##### SUPPLIED MATERIAL

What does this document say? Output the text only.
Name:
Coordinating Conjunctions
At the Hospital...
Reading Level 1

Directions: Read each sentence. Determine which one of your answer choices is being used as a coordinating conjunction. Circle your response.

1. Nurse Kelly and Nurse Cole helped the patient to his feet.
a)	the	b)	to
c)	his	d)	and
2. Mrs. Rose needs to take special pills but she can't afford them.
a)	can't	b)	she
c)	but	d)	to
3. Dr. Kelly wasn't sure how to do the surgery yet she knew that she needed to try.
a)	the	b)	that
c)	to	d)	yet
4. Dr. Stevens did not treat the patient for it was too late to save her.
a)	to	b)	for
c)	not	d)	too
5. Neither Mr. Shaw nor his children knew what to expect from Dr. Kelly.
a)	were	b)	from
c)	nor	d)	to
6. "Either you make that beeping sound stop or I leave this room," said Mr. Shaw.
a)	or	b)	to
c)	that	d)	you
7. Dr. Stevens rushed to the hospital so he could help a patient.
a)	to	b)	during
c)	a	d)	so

##########

- EXERCISE DIRECTIONS
From the first line to the last, retype the data exactly.

- ANSWER
What does this document say? Output the text only.
Name:
Coordinating Conjunctions
At the Hospital...
Reading Level 1

Directions: Read each sentence. Determine which one of your answer choices is being used as a coordinating conjunction. Circle your response.

1. Nurse Kelly and Nurse Cole helped the patient to his feet.
a)	the	b)	to
c)	his	d)	and
2. Mrs. Rose needs to take special pills but she can't afford them.
a)	can't	b)	she
c)	but	d)	to
3. Dr. Kelly wasn't sure how to do the surgery yet she knew that she needed to try.
a)	the	b)	that
c)	to	d)	yet
4. Dr. Stevens did not treat the patient for it was too late to save her.
a)	to	b)	for
c)	not	d)	too
5. Neither Mr. Shaw nor his children knew what to expect from Dr. Kelly.
a)	were	b)	from
c)	nor	d)	to
6. "Either you make that beeping sound stop or I leave this room," said Mr. Shaw.
a)	or	b)	to
c)	that	d)	you
7. Dr. Stevens rushed to the hospital so he could help a patient.
a)	to	b)	during
c)	a	d)	so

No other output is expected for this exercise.